## What the task asks
Provide a single number: the count of lines containing the string "this".

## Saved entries
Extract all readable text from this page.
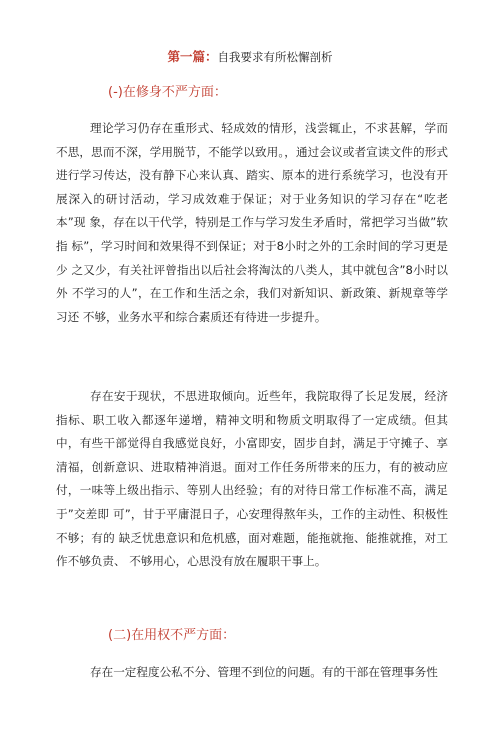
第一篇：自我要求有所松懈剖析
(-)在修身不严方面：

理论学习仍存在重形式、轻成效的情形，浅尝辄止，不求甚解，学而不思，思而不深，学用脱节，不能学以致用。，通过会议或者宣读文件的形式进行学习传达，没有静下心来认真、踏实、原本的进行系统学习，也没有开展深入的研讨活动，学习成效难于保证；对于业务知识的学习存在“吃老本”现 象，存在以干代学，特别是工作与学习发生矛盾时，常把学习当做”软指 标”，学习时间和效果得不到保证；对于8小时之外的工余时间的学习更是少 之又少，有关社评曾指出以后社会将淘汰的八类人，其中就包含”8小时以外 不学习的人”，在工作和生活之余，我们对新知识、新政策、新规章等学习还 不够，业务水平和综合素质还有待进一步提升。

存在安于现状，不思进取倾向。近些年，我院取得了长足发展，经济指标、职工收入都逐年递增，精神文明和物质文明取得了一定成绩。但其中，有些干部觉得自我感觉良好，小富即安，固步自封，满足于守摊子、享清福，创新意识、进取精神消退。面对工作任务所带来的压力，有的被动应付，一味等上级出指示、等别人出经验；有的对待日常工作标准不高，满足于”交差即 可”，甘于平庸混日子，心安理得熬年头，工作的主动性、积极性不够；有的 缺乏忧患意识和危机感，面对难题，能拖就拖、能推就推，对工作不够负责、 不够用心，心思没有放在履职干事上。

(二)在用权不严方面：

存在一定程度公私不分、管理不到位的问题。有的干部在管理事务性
* * *
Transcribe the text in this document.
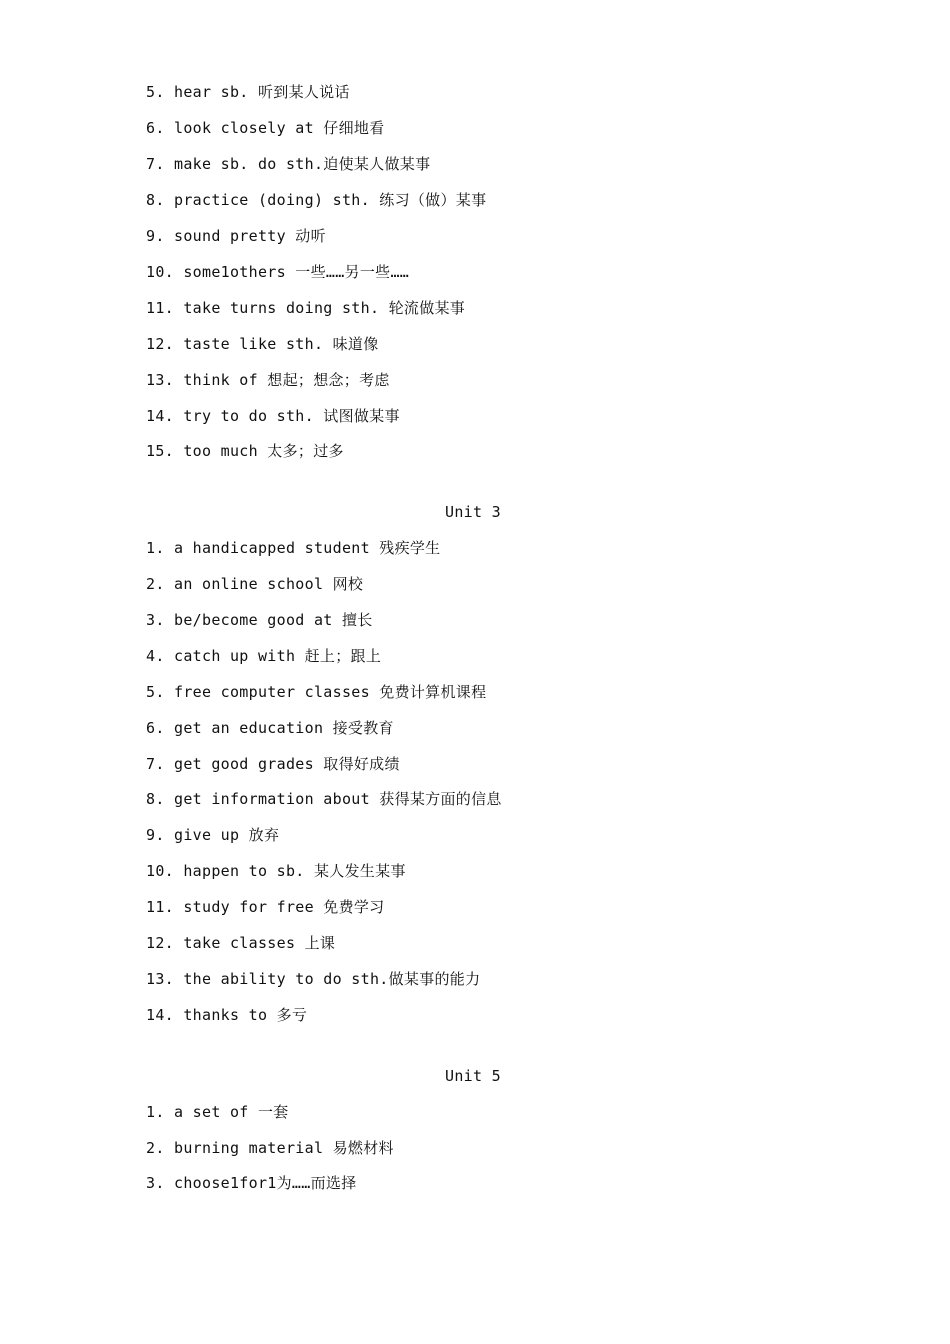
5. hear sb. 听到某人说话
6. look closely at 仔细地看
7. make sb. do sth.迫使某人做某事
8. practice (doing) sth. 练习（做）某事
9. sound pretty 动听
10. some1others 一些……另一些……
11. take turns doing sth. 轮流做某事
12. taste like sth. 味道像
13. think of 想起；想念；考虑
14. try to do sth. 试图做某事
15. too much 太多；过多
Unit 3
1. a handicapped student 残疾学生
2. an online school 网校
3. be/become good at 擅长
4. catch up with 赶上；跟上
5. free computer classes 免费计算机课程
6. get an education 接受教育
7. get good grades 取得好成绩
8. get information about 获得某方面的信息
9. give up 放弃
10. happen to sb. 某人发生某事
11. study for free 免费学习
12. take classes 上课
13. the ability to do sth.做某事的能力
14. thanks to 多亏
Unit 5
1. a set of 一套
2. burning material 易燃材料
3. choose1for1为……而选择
...
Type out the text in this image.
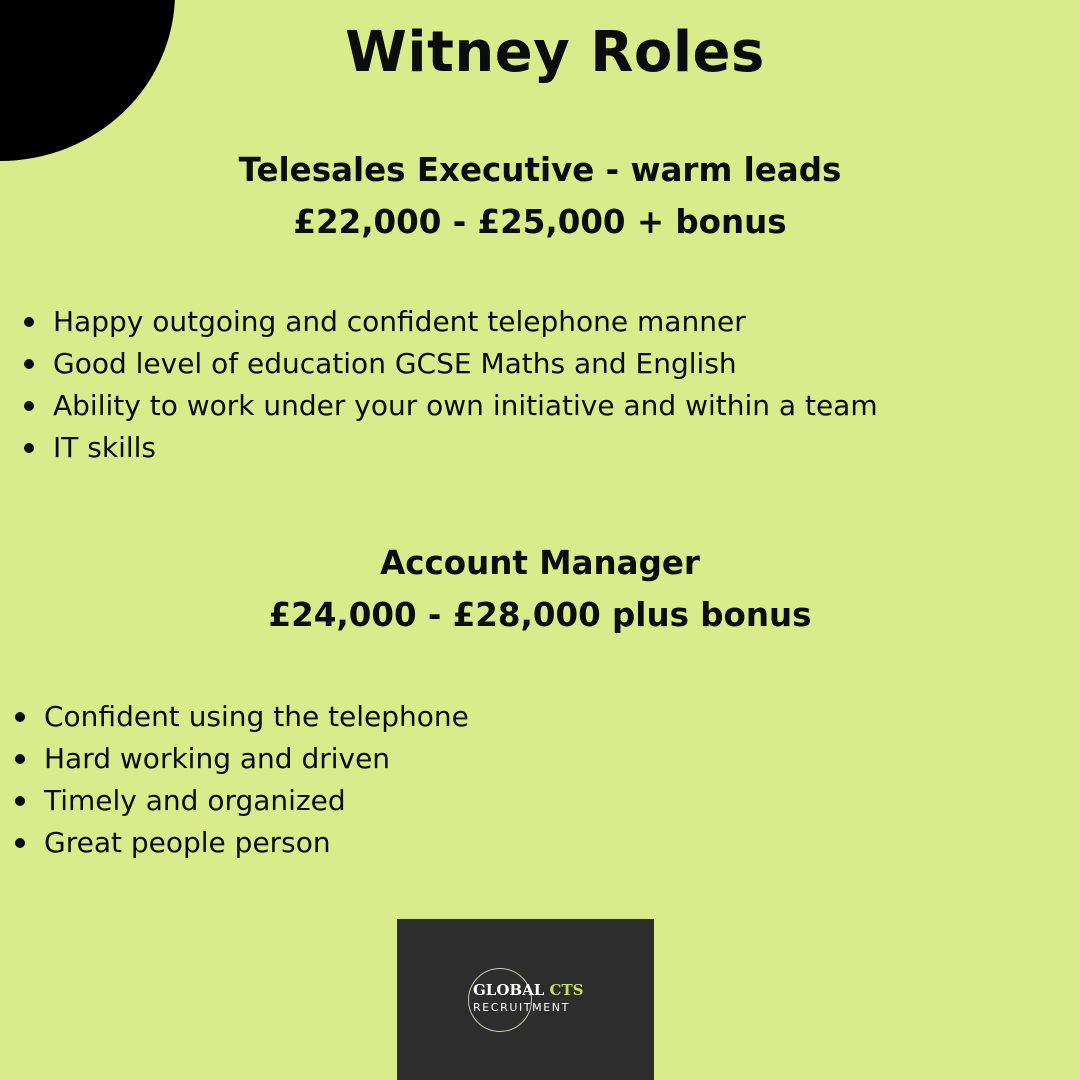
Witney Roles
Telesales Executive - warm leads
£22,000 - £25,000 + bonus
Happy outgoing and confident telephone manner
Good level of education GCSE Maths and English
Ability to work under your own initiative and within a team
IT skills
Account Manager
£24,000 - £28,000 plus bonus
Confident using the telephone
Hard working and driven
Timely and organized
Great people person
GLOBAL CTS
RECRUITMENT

## Correct response
3